● **Given problem**: Write out the material again exactly, please, and omit the pictures.

● **Entries provided**:
-- start --

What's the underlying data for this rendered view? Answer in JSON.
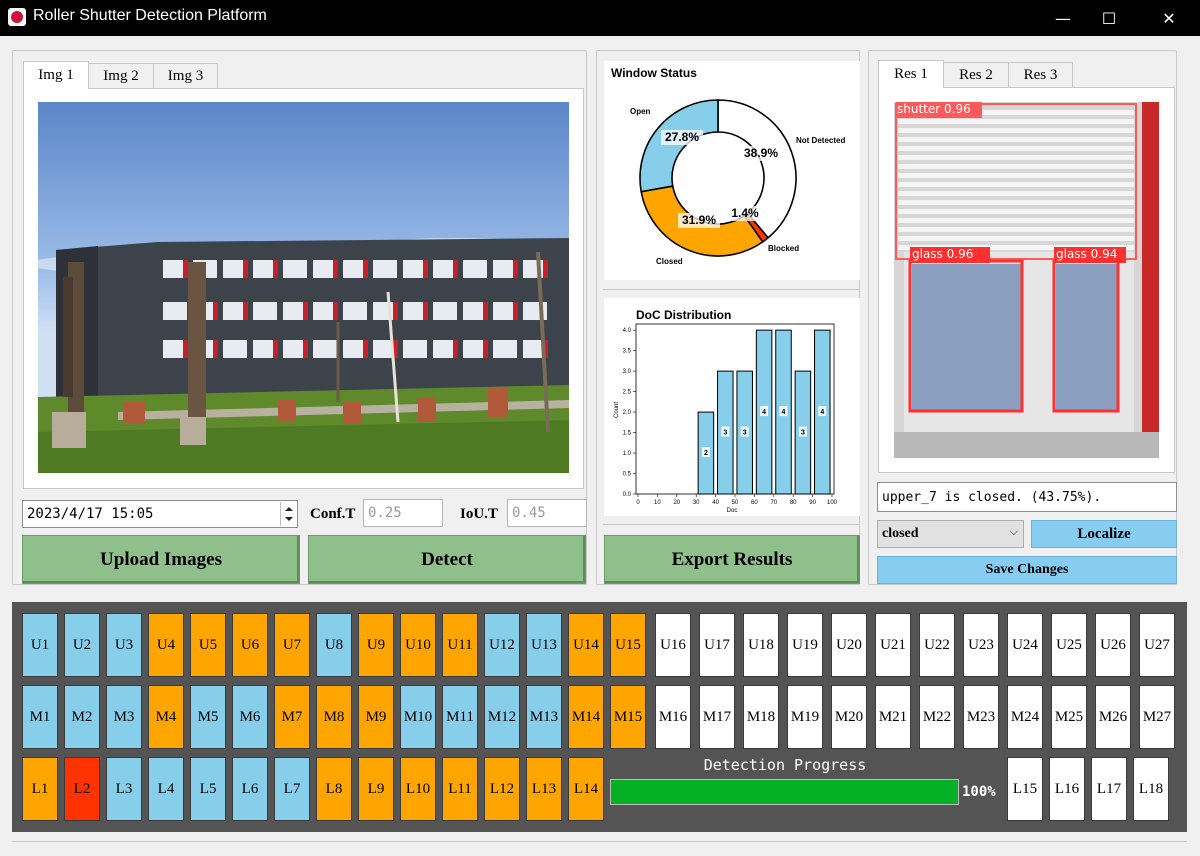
{
  "window": {
    "title": "Roller Shutter Detection Platform",
    "minimize": "—",
    "maximize": "☐",
    "close": "✕"
  },
  "input_tabs": [
    {
      "label": "Img 1",
      "active": true
    },
    {
      "label": "Img 2",
      "active": false
    },
    {
      "label": "Img 3",
      "active": false
    }
  ],
  "controls": {
    "datetime": "2023/4/17 15:05",
    "conf_label": "Conf.T",
    "conf_value": "0.25",
    "iou_label": "IoU.T",
    "iou_value": "0.45",
    "upload": "Upload Images",
    "detect": "Detect",
    "export": "Export Results"
  },
  "result_tabs": [
    {
      "label": "Res 1",
      "active": true
    },
    {
      "label": "Res 2",
      "active": false
    },
    {
      "label": "Res 3",
      "active": false
    }
  ],
  "detections": [
    {
      "label": "shutter  0.96"
    },
    {
      "label": "glass  0.96"
    },
    {
      "label": "glass  0.94"
    }
  ],
  "result": {
    "message": "upper_7 is closed. (43.75%).",
    "status_selected": "closed",
    "localize": "Localize",
    "save": "Save Changes"
  },
  "colors": {
    "open": "#87ceeb",
    "closed": "#ffa500",
    "blocked": "#ff3300",
    "not_detected": "#ffffff",
    "progress": "#06b025",
    "grid_bg": "#545454"
  },
  "chart_data": [
    {
      "type": "pie",
      "title": "Window Status",
      "labels": [
        "Not Detected",
        "Blocked",
        "Closed",
        "Open"
      ],
      "values": [
        38.9,
        1.4,
        31.9,
        27.8
      ],
      "display": [
        "38.9%",
        "1.4%",
        "31.9%",
        "27.8%"
      ],
      "colors": [
        "#ffffff",
        "#ff3300",
        "#ffa500",
        "#87ceeb"
      ],
      "donut": true
    },
    {
      "type": "bar",
      "title": "DoC Distribution",
      "xlabel": "Doc",
      "ylabel": "Count",
      "categories": [
        0,
        10,
        20,
        30,
        40,
        50,
        60,
        70,
        80,
        90,
        100
      ],
      "bars": [
        {
          "x": 35,
          "value": 2
        },
        {
          "x": 45,
          "value": 3
        },
        {
          "x": 55,
          "value": 3
        },
        {
          "x": 65,
          "value": 4
        },
        {
          "x": 75,
          "value": 4
        },
        {
          "x": 85,
          "value": 3
        },
        {
          "x": 95,
          "value": 4
        }
      ],
      "yticks": [
        "0.0",
        "0.5",
        "1.0",
        "1.5",
        "2.0",
        "2.5",
        "3.0",
        "3.5",
        "4.0"
      ],
      "xlim": [
        0,
        100
      ],
      "ylim": [
        0,
        4.15
      ]
    }
  ],
  "grid": {
    "upper": [
      {
        "label": "U1",
        "state": "open"
      },
      {
        "label": "U2",
        "state": "open"
      },
      {
        "label": "U3",
        "state": "open"
      },
      {
        "label": "U4",
        "state": "closed"
      },
      {
        "label": "U5",
        "state": "closed"
      },
      {
        "label": "U6",
        "state": "closed"
      },
      {
        "label": "U7",
        "state": "closed"
      },
      {
        "label": "U8",
        "state": "open"
      },
      {
        "label": "U9",
        "state": "closed"
      },
      {
        "label": "U10",
        "state": "closed"
      },
      {
        "label": "U11",
        "state": "closed"
      },
      {
        "label": "U12",
        "state": "open"
      },
      {
        "label": "U13",
        "state": "open"
      },
      {
        "label": "U14",
        "state": "closed"
      },
      {
        "label": "U15",
        "state": "closed"
      },
      {
        "label": "U16",
        "state": "nd"
      },
      {
        "label": "U17",
        "state": "nd"
      },
      {
        "label": "U18",
        "state": "nd"
      },
      {
        "label": "U19",
        "state": "nd"
      },
      {
        "label": "U20",
        "state": "nd"
      },
      {
        "label": "U21",
        "state": "nd"
      },
      {
        "label": "U22",
        "state": "nd"
      },
      {
        "label": "U23",
        "state": "nd"
      },
      {
        "label": "U24",
        "state": "nd"
      },
      {
        "label": "U25",
        "state": "nd"
      },
      {
        "label": "U26",
        "state": "nd"
      },
      {
        "label": "U27",
        "state": "nd"
      }
    ],
    "middle": [
      {
        "label": "M1",
        "state": "open"
      },
      {
        "label": "M2",
        "state": "open"
      },
      {
        "label": "M3",
        "state": "open"
      },
      {
        "label": "M4",
        "state": "closed"
      },
      {
        "label": "M5",
        "state": "open"
      },
      {
        "label": "M6",
        "state": "open"
      },
      {
        "label": "M7",
        "state": "closed"
      },
      {
        "label": "M8",
        "state": "closed"
      },
      {
        "label": "M9",
        "state": "closed"
      },
      {
        "label": "M10",
        "state": "open"
      },
      {
        "label": "M11",
        "state": "open"
      },
      {
        "label": "M12",
        "state": "open"
      },
      {
        "label": "M13",
        "state": "open"
      },
      {
        "label": "M14",
        "state": "closed"
      },
      {
        "label": "M15",
        "state": "closed"
      },
      {
        "label": "M16",
        "state": "nd"
      },
      {
        "label": "M17",
        "state": "nd"
      },
      {
        "label": "M18",
        "state": "nd"
      },
      {
        "label": "M19",
        "state": "nd"
      },
      {
        "label": "M20",
        "state": "nd"
      },
      {
        "label": "M21",
        "state": "nd"
      },
      {
        "label": "M22",
        "state": "nd"
      },
      {
        "label": "M23",
        "state": "nd"
      },
      {
        "label": "M24",
        "state": "nd"
      },
      {
        "label": "M25",
        "state": "nd"
      },
      {
        "label": "M26",
        "state": "nd"
      },
      {
        "label": "M27",
        "state": "nd"
      }
    ],
    "lower_left": [
      {
        "label": "L1",
        "state": "closed"
      },
      {
        "label": "L2",
        "state": "blocked"
      },
      {
        "label": "L3",
        "state": "open"
      },
      {
        "label": "L4",
        "state": "open"
      },
      {
        "label": "L5",
        "state": "open"
      },
      {
        "label": "L6",
        "state": "open"
      },
      {
        "label": "L7",
        "state": "open"
      },
      {
        "label": "L8",
        "state": "closed"
      },
      {
        "label": "L9",
        "state": "closed"
      },
      {
        "label": "L10",
        "state": "closed"
      },
      {
        "label": "L11",
        "state": "closed"
      },
      {
        "label": "L12",
        "state": "closed"
      },
      {
        "label": "L13",
        "state": "closed"
      },
      {
        "label": "L14",
        "state": "closed"
      }
    ],
    "lower_right": [
      {
        "label": "L15",
        "state": "nd"
      },
      {
        "label": "L16",
        "state": "nd"
      },
      {
        "label": "L17",
        "state": "nd"
      },
      {
        "label": "L18",
        "state": "nd"
      }
    ]
  },
  "progress": {
    "label": "Detection Progress",
    "value": 100,
    "text": "100%"
  }
}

-- end --

● **Solution for this problem**:
What's the underlying data for this rendered view? Answer in JSON.
{
  "window": {
    "title": "Roller Shutter Detection Platform",
    "minimize": "—",
    "maximize": "☐",
    "close": "✕"
  },
  "input_tabs": [
    {
      "label": "Img 1",
      "active": true
    },
    {
      "label": "Img 2",
      "active": false
    },
    {
      "label": "Img 3",
      "active": false
    }
  ],
  "controls": {
    "datetime": "2023/4/17 15:05",
    "conf_label": "Conf.T",
    "conf_value": "0.25",
    "iou_label": "IoU.T",
    "iou_value": "0.45",
    "upload": "Upload Images",
    "detect": "Detect",
    "export": "Export Results"
  },
  "result_tabs": [
    {
      "label": "Res 1",
      "active": true
    },
    {
      "label": "Res 2",
      "active": false
    },
    {
      "label": "Res 3",
      "active": false
    }
  ],
  "detections": [
    {
      "label": "shutter  0.96"
    },
    {
      "label": "glass  0.96"
    },
    {
      "label": "glass  0.94"
    }
  ],
  "result": {
    "message": "upper_7 is closed. (43.75%).",
    "status_selected": "closed",
    "localize": "Localize",
    "save": "Save Changes"
  },
  "colors": {
    "open": "#87ceeb",
    "closed": "#ffa500",
    "blocked": "#ff3300",
    "not_detected": "#ffffff",
    "progress": "#06b025",
    "grid_bg": "#545454"
  },
  "chart_data": [
    {
      "type": "pie",
      "title": "Window Status",
      "labels": [
        "Not Detected",
        "Blocked",
        "Closed",
        "Open"
      ],
      "values": [
        38.9,
        1.4,
        31.9,
        27.8
      ],
      "display": [
        "38.9%",
        "1.4%",
        "31.9%",
        "27.8%"
      ],
      "colors": [
        "#ffffff",
        "#ff3300",
        "#ffa500",
        "#87ceeb"
      ],
      "donut": true
    },
    {
      "type": "bar",
      "title": "DoC Distribution",
      "xlabel": "Doc",
      "ylabel": "Count",
      "categories": [
        0,
        10,
        20,
        30,
        40,
        50,
        60,
        70,
        80,
        90,
        100
      ],
      "bars": [
        {
          "x": 35,
          "value": 2
        },
        {
          "x": 45,
          "value": 3
        },
        {
          "x": 55,
          "value": 3
        },
        {
          "x": 65,
          "value": 4
        },
        {
          "x": 75,
          "value": 4
        },
        {
          "x": 85,
          "value": 3
        },
        {
          "x": 95,
          "value": 4
        }
      ],
      "yticks": [
        "0.0",
        "0.5",
        "1.0",
        "1.5",
        "2.0",
        "2.5",
        "3.0",
        "3.5",
        "4.0"
      ],
      "xlim": [
        0,
        100
      ],
      "ylim": [
        0,
        4.15
      ]
    }
  ],
  "grid": {
    "upper": [
      {
        "label": "U1",
        "state": "open"
      },
      {
        "label": "U2",
        "state": "open"
      },
      {
        "label": "U3",
        "state": "open"
      },
      {
        "label": "U4",
        "state": "closed"
      },
      {
        "label": "U5",
        "state": "closed"
      },
      {
        "label": "U6",
        "state": "closed"
      },
      {
        "label": "U7",
        "state": "closed"
      },
      {
        "label": "U8",
        "state": "open"
      },
      {
        "label": "U9",
        "state": "closed"
      },
      {
        "label": "U10",
        "state": "closed"
      },
      {
        "label": "U11",
        "state": "closed"
      },
      {
        "label": "U12",
        "state": "open"
      },
      {
        "label": "U13",
        "state": "open"
      },
      {
        "label": "U14",
        "state": "closed"
      },
      {
        "label": "U15",
        "state": "closed"
      },
      {
        "label": "U16",
        "state": "nd"
      },
      {
        "label": "U17",
        "state": "nd"
      },
      {
        "label": "U18",
        "state": "nd"
      },
      {
        "label": "U19",
        "state": "nd"
      },
      {
        "label": "U20",
        "state": "nd"
      },
      {
        "label": "U21",
        "state": "nd"
      },
      {
        "label": "U22",
        "state": "nd"
      },
      {
        "label": "U23",
        "state": "nd"
      },
      {
        "label": "U24",
        "state": "nd"
      },
      {
        "label": "U25",
        "state": "nd"
      },
      {
        "label": "U26",
        "state": "nd"
      },
      {
        "label": "U27",
        "state": "nd"
      }
    ],
    "middle": [
      {
        "label": "M1",
        "state": "open"
      },
      {
        "label": "M2",
        "state": "open"
      },
      {
        "label": "M3",
        "state": "open"
      },
      {
        "label": "M4",
        "state": "closed"
      },
      {
        "label": "M5",
        "state": "open"
      },
      {
        "label": "M6",
        "state": "open"
      },
      {
        "label": "M7",
        "state": "closed"
      },
      {
        "label": "M8",
        "state": "closed"
      },
      {
        "label": "M9",
        "state": "closed"
      },
      {
        "label": "M10",
        "state": "open"
      },
      {
        "label": "M11",
        "state": "open"
      },
      {
        "label": "M12",
        "state": "open"
      },
      {
        "label": "M13",
        "state": "open"
      },
      {
        "label": "M14",
        "state": "closed"
      },
      {
        "label": "M15",
        "state": "closed"
      },
      {
        "label": "M16",
        "state": "nd"
      },
      {
        "label": "M17",
        "state": "nd"
      },
      {
        "label": "M18",
        "state": "nd"
      },
      {
        "label": "M19",
        "state": "nd"
      },
      {
        "label": "M20",
        "state": "nd"
      },
      {
        "label": "M21",
        "state": "nd"
      },
      {
        "label": "M22",
        "state": "nd"
      },
      {
        "label": "M23",
        "state": "nd"
      },
      {
        "label": "M24",
        "state": "nd"
      },
      {
        "label": "M25",
        "state": "nd"
      },
      {
        "label": "M26",
        "state": "nd"
      },
      {
        "label": "M27",
        "state": "nd"
      }
    ],
    "lower_left": [
      {
        "label": "L1",
        "state": "closed"
      },
      {
        "label": "L2",
        "state": "blocked"
      },
      {
        "label": "L3",
        "state": "open"
      },
      {
        "label": "L4",
        "state": "open"
      },
      {
        "label": "L5",
        "state": "open"
      },
      {
        "label": "L6",
        "state": "open"
      },
      {
        "label": "L7",
        "state": "open"
      },
      {
        "label": "L8",
        "state": "closed"
      },
      {
        "label": "L9",
        "state": "closed"
      },
      {
        "label": "L10",
        "state": "closed"
      },
      {
        "label": "L11",
        "state": "closed"
      },
      {
        "label": "L12",
        "state": "closed"
      },
      {
        "label": "L13",
        "state": "closed"
      },
      {
        "label": "L14",
        "state": "closed"
      }
    ],
    "lower_right": [
      {
        "label": "L15",
        "state": "nd"
      },
      {
        "label": "L16",
        "state": "nd"
      },
      {
        "label": "L17",
        "state": "nd"
      },
      {
        "label": "L18",
        "state": "nd"
      }
    ]
  },
  "progress": {
    "label": "Detection Progress",
    "value": 100,
    "text": "100%"
  }
}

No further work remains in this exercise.